▸ JOB
Look through the data for the string "selected". Copy every line where it is found.

▸ Dataset excerpts
══════════════════════════════

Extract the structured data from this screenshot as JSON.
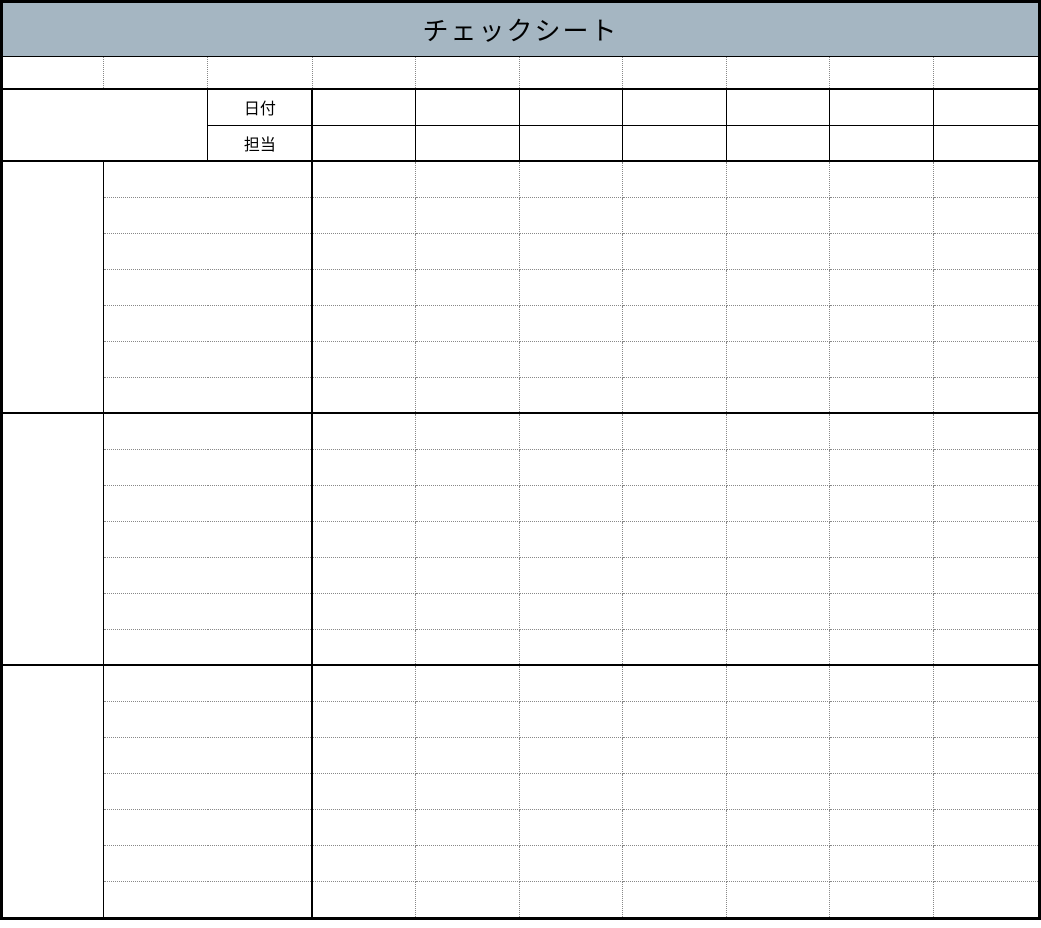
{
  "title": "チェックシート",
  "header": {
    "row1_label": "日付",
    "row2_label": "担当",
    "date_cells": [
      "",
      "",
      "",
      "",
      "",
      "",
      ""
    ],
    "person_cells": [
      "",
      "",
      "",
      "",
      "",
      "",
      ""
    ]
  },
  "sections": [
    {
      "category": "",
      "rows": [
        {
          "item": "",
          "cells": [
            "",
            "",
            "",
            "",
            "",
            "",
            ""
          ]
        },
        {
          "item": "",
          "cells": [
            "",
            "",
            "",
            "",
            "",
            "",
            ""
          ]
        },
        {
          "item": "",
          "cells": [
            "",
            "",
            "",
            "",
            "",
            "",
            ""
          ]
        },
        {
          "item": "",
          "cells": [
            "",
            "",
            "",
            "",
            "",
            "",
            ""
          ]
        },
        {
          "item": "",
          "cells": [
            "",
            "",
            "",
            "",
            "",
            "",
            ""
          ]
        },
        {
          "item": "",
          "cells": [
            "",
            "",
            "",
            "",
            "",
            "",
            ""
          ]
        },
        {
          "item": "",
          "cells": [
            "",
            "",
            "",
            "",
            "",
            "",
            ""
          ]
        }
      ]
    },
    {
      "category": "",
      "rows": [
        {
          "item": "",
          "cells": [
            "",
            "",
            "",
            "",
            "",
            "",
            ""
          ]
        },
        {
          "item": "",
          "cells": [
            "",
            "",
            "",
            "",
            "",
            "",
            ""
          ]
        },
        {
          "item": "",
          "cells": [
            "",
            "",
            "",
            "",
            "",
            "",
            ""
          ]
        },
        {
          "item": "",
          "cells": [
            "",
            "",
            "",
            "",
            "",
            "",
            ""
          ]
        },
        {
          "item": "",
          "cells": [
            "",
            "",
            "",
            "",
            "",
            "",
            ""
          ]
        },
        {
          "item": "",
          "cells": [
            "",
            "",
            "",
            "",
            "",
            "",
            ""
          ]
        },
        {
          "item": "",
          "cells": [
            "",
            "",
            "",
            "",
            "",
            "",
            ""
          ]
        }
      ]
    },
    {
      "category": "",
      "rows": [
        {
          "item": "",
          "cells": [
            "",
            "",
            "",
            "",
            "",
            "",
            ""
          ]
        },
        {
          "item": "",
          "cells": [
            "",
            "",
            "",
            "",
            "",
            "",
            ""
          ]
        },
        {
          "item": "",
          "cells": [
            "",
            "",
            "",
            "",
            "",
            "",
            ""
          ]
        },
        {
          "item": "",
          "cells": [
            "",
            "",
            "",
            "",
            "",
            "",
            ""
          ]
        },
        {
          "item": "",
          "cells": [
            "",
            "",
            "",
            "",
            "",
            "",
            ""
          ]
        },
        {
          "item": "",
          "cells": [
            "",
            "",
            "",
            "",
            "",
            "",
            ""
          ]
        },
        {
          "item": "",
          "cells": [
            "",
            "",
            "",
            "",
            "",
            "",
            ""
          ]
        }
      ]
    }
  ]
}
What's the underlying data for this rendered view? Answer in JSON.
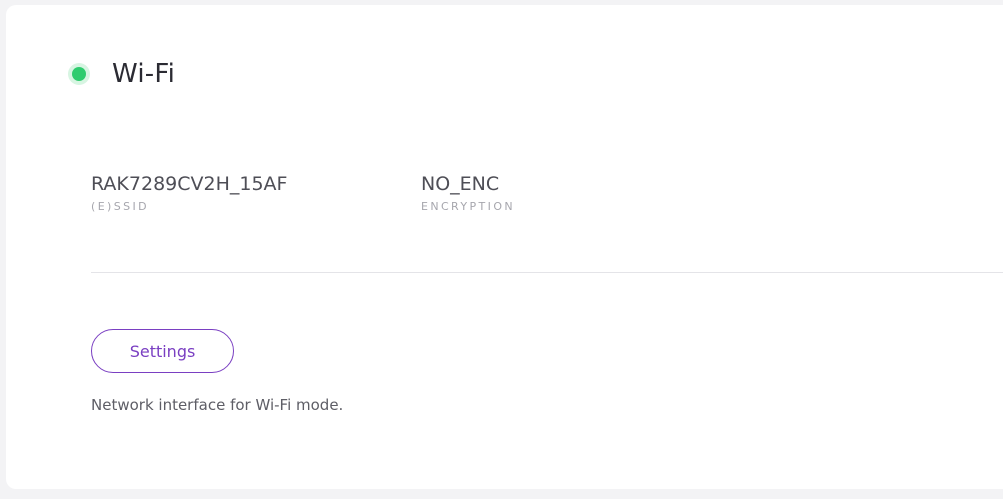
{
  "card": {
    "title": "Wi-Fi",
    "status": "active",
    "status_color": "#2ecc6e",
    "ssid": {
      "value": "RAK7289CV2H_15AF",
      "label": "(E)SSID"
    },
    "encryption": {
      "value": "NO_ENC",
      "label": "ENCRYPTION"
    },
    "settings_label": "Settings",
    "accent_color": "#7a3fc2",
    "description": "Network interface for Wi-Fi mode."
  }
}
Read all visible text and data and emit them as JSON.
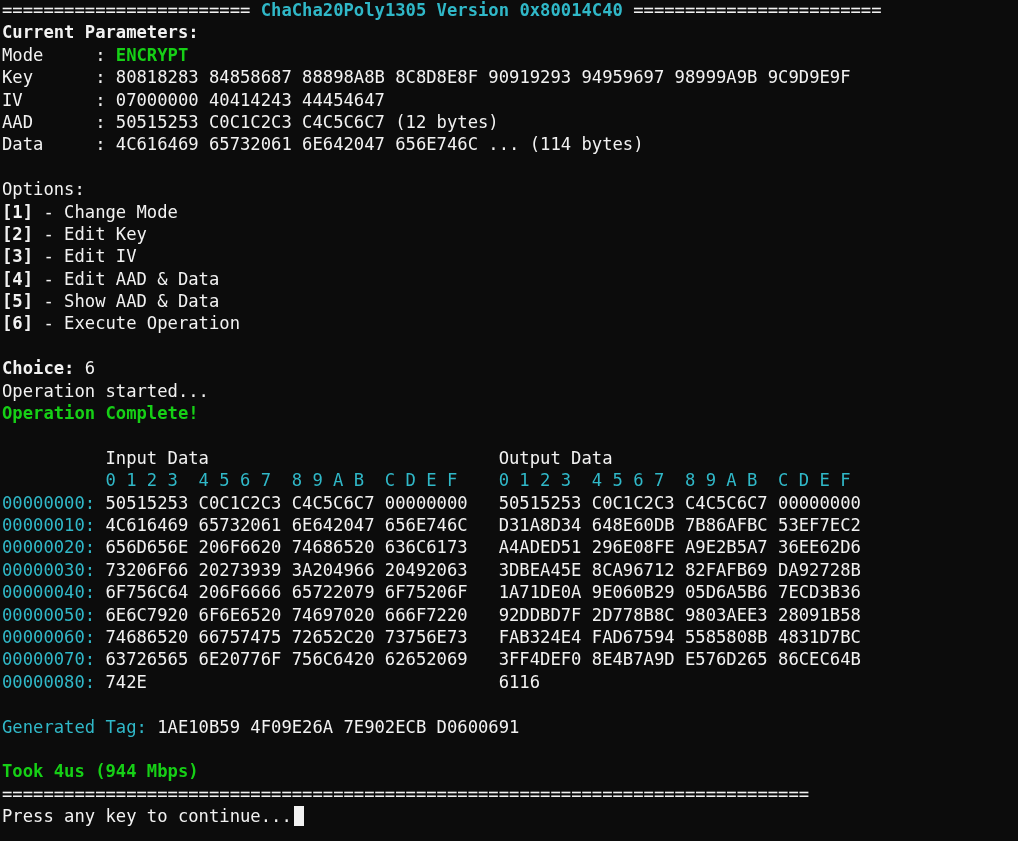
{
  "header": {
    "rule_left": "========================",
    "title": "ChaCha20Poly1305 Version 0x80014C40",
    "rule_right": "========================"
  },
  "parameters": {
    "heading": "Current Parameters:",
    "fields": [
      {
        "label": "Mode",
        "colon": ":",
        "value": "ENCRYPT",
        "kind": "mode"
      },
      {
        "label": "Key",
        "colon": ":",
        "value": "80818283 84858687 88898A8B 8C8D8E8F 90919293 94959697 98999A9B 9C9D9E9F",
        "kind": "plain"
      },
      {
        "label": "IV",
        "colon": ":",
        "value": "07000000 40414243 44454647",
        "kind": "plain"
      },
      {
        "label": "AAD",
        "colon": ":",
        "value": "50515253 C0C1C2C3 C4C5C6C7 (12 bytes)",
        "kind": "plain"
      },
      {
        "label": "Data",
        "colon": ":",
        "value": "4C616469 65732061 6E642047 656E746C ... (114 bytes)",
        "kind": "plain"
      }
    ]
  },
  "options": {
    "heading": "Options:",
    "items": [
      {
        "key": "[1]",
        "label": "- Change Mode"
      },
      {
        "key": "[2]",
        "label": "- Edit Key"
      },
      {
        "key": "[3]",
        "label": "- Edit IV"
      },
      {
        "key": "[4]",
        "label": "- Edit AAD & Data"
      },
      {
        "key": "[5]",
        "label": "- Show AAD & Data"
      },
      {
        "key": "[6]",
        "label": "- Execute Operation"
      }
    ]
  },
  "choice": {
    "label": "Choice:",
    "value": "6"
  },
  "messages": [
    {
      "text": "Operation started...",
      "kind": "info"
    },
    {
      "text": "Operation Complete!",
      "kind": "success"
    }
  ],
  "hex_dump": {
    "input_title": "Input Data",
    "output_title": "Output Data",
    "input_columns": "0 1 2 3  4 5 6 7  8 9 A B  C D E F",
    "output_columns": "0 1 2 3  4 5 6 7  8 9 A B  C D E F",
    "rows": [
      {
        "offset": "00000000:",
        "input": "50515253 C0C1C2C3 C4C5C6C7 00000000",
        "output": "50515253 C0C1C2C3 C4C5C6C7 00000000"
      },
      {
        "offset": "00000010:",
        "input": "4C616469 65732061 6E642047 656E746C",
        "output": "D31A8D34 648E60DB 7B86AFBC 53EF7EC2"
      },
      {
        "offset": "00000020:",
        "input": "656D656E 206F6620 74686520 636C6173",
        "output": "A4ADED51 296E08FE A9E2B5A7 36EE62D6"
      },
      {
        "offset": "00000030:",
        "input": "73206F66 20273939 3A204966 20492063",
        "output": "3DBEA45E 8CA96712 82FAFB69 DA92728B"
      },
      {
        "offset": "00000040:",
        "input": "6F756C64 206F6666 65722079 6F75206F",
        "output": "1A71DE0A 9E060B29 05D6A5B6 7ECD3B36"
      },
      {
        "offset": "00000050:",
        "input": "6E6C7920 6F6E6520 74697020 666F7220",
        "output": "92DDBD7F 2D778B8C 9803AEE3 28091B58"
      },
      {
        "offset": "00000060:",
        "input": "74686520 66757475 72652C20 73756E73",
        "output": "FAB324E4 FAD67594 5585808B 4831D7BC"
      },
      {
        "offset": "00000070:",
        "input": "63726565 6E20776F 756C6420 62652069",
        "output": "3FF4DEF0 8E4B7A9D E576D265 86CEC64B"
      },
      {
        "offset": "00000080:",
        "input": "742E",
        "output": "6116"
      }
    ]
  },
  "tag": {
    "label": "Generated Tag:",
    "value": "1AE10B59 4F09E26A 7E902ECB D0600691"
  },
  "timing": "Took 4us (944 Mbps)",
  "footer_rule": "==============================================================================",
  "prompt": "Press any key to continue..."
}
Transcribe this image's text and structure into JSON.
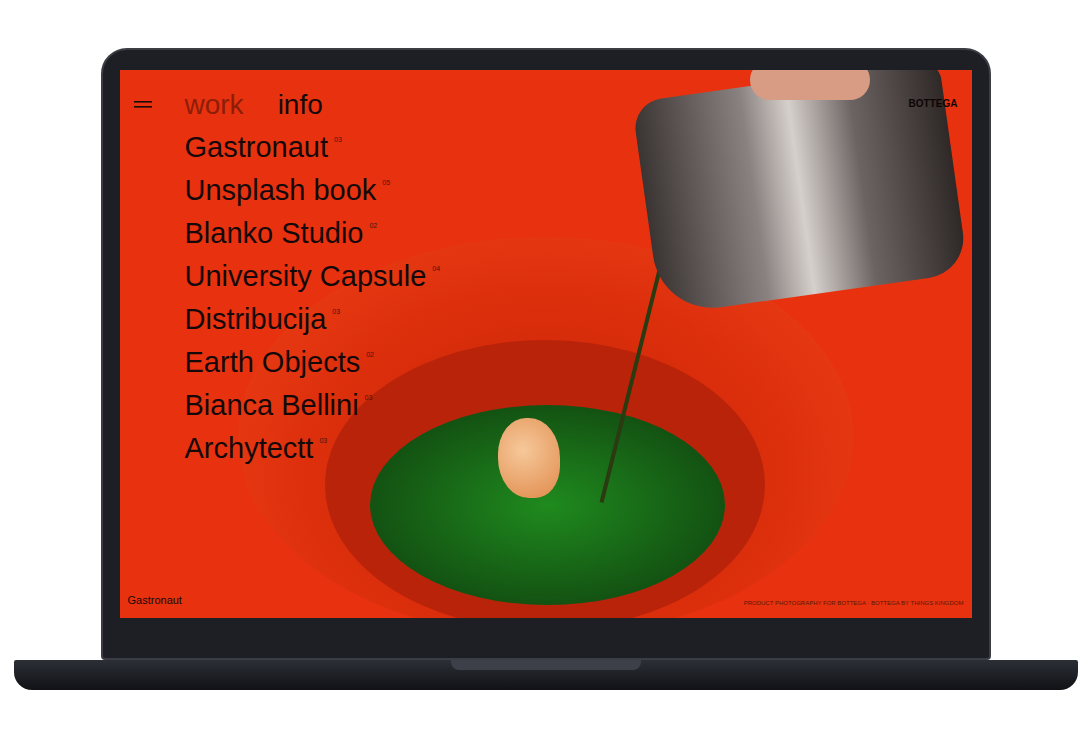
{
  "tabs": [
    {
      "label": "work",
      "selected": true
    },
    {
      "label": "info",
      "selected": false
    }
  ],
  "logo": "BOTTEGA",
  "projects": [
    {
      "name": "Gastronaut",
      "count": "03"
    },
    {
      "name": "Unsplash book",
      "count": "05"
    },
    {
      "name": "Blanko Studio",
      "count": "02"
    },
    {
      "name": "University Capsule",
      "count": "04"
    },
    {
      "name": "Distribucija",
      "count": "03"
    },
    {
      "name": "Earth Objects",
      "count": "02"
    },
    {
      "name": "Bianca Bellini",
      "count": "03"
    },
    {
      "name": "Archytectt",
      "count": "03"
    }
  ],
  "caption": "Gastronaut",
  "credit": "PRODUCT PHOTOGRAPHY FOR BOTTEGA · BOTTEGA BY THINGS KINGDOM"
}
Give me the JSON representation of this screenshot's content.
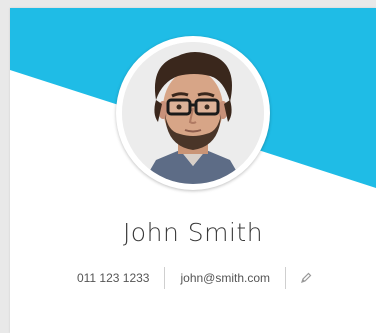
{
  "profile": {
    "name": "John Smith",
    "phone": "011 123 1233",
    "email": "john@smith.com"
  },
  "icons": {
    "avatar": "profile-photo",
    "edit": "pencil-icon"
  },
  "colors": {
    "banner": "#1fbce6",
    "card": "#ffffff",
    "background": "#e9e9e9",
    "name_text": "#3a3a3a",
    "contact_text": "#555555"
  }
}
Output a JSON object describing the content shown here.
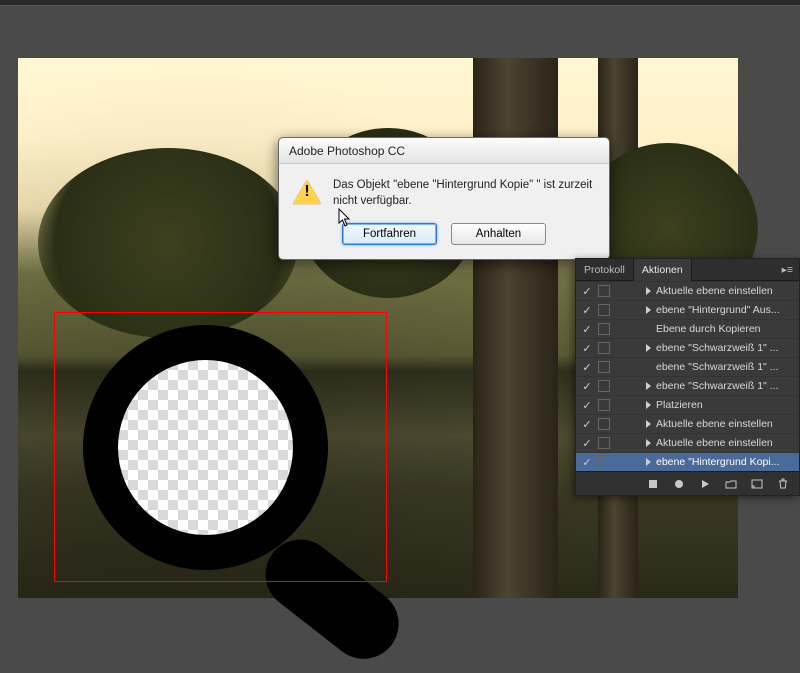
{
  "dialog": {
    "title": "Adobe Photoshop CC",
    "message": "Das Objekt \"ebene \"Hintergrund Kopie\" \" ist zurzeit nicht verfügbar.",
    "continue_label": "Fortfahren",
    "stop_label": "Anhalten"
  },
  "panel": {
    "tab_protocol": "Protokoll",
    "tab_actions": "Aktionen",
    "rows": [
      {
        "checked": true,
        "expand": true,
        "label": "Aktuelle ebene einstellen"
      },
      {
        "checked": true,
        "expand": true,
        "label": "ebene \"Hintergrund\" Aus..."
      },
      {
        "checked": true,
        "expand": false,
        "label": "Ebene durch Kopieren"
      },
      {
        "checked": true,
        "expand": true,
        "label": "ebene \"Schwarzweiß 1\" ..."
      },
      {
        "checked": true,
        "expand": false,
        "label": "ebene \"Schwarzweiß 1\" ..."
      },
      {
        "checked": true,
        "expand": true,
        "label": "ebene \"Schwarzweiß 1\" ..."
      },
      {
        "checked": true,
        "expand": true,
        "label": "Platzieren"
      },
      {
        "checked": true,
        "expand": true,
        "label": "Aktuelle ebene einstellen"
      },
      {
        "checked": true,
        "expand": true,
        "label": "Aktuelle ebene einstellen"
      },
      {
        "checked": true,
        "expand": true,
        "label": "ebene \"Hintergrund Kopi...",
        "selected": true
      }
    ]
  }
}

══════════════════════════════

▸ ANSWER
      "selected": true
      "selected": false
        "selected": true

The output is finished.